EXTRACTED INFORMATION:
● ● ● ● ●
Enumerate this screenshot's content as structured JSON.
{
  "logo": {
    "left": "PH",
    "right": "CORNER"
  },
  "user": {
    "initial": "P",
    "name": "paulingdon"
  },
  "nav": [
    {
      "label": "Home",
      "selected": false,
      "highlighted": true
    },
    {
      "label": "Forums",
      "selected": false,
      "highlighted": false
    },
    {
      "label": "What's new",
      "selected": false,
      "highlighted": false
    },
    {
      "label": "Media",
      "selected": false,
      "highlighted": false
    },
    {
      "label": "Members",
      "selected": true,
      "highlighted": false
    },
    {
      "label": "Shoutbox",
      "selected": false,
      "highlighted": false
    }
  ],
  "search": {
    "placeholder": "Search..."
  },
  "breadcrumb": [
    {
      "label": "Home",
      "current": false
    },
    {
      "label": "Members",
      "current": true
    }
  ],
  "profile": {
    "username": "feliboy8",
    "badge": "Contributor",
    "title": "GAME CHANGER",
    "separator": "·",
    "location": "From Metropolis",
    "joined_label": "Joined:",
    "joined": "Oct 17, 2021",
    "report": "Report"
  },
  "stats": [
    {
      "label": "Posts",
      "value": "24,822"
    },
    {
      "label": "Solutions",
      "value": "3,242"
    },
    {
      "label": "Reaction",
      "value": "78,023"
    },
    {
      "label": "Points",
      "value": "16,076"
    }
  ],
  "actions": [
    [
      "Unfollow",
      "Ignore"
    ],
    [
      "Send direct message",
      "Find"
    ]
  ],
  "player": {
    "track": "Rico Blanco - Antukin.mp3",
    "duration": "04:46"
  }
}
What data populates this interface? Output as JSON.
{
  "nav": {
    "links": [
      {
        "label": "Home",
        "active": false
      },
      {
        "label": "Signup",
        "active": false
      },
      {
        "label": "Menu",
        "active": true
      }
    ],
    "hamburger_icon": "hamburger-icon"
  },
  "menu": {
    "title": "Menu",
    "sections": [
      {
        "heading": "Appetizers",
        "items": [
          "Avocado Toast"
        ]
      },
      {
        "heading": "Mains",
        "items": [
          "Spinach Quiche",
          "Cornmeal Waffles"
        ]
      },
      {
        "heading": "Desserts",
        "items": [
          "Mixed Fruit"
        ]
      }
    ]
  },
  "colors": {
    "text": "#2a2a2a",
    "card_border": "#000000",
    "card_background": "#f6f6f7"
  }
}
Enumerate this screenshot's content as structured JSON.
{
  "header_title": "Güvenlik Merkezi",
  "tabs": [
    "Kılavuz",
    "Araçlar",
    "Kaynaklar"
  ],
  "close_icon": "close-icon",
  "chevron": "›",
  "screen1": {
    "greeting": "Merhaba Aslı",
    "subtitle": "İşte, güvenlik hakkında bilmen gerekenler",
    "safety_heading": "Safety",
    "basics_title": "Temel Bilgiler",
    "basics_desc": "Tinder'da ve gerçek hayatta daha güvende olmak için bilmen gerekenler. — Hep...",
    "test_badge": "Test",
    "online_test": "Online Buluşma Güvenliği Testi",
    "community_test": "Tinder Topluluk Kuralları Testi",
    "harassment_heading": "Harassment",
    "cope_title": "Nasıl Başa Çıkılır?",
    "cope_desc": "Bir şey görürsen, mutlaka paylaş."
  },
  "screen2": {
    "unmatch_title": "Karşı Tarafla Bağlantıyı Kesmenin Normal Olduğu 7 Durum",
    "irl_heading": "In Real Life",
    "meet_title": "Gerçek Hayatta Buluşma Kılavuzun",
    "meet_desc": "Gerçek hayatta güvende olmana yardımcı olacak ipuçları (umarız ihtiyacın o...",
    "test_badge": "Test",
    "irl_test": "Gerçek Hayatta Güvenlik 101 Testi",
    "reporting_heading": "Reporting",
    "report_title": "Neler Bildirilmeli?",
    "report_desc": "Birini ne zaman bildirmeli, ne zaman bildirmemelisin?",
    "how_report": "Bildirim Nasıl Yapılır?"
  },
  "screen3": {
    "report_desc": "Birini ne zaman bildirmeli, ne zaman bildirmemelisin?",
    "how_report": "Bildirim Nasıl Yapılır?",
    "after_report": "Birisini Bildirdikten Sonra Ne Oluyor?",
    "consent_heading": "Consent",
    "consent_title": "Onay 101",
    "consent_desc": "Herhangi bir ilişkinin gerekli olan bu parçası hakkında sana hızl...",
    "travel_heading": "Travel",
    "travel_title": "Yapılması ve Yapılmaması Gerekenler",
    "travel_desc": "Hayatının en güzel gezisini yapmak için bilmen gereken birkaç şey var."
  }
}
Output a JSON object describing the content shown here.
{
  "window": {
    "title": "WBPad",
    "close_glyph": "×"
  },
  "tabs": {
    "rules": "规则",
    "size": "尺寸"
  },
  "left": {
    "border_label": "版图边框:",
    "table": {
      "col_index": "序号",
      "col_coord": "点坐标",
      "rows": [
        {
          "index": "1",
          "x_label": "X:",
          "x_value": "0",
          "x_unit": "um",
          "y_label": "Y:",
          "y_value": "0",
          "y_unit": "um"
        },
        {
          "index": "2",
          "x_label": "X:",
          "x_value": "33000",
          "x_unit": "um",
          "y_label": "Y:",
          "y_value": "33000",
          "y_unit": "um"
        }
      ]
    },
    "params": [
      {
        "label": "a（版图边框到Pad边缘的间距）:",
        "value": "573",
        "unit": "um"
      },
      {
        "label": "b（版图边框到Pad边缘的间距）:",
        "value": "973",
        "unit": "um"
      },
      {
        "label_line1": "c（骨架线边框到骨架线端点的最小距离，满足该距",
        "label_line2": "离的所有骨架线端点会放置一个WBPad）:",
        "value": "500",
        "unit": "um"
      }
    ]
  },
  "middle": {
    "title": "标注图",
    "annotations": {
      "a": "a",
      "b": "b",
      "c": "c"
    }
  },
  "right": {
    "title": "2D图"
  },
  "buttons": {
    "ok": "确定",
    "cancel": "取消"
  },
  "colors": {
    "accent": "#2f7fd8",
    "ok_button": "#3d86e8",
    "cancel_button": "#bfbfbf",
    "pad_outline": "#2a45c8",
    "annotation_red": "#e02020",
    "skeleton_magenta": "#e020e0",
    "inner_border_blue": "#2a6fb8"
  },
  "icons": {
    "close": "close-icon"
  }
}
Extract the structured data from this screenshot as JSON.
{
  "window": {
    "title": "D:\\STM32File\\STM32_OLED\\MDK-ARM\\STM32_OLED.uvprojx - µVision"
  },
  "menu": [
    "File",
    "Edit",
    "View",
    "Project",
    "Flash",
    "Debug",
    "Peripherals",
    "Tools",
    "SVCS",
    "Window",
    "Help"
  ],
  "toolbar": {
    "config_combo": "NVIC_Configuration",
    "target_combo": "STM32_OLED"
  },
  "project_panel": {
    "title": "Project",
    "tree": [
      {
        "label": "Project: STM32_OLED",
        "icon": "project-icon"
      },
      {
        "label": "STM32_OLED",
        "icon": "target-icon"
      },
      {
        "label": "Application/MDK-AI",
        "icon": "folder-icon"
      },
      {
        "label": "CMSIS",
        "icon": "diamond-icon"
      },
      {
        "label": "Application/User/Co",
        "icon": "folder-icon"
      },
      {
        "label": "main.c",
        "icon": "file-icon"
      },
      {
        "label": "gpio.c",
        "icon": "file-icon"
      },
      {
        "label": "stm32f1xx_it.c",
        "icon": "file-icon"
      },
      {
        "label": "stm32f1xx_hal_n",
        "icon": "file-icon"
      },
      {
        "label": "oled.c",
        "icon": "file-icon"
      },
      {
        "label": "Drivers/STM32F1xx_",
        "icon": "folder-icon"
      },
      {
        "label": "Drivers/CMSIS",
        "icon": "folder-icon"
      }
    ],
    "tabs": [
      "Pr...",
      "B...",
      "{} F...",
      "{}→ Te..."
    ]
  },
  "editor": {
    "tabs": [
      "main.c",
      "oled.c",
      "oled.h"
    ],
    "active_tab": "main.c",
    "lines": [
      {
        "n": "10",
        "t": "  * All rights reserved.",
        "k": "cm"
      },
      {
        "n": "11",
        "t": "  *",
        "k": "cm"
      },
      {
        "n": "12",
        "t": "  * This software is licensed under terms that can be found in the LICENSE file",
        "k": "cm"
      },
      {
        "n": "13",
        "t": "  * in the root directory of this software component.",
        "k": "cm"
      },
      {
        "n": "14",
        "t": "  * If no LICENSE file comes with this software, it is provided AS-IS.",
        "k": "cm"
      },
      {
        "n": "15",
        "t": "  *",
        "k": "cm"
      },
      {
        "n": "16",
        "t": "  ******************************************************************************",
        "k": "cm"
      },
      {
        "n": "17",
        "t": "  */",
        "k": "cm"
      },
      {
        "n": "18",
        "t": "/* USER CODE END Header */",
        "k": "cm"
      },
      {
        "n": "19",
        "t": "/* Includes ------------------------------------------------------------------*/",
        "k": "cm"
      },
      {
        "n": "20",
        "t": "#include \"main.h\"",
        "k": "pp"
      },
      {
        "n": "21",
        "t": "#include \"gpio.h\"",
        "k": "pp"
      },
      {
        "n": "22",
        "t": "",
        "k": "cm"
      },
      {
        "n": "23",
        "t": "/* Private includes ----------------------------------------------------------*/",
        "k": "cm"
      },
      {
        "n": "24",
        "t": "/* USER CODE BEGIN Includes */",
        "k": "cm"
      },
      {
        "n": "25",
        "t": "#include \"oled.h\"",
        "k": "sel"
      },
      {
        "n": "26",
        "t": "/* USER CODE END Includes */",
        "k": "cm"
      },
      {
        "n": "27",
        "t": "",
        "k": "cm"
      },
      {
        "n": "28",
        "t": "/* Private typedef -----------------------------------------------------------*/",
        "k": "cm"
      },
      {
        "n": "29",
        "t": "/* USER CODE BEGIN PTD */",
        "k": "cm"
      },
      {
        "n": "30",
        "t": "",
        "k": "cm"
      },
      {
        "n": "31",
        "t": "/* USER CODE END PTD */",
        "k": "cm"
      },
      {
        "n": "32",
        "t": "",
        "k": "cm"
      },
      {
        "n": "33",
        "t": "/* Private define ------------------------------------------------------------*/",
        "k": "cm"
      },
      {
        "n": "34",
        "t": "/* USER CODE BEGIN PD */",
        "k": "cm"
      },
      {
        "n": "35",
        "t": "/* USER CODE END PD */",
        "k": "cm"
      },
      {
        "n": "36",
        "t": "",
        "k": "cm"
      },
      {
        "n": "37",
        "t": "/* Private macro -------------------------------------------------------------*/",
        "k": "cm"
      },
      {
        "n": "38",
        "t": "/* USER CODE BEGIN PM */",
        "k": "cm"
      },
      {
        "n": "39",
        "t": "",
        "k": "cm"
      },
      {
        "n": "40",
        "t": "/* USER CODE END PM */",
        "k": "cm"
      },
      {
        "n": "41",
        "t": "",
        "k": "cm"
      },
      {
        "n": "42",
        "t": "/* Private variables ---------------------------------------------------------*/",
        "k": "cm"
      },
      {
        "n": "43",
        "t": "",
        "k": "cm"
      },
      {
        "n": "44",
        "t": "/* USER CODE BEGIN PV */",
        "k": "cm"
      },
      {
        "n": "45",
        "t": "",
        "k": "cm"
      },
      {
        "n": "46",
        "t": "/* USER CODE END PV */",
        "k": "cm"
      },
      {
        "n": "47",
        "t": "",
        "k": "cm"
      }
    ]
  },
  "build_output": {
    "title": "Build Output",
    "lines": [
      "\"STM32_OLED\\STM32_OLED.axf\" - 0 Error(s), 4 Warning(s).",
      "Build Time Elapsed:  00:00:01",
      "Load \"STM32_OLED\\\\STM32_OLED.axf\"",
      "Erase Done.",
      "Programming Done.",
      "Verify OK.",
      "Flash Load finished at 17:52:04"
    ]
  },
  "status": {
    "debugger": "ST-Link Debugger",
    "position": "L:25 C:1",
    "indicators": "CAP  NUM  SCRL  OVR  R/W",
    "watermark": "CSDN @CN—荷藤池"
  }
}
● ● ● ● ●
THE REQUEST: Each line holding "güvende" must be found and copied.

WRITTEN REPLY:
    "basics_desc": "Tinder'da ve gerçek hayatta daha güvende olmak için bilmen gerekenler. — Hep...",
    "meet_desc": "Gerçek hayatta güvende olmana yardımcı olacak ipuçları (umarız ihtiyacın o...",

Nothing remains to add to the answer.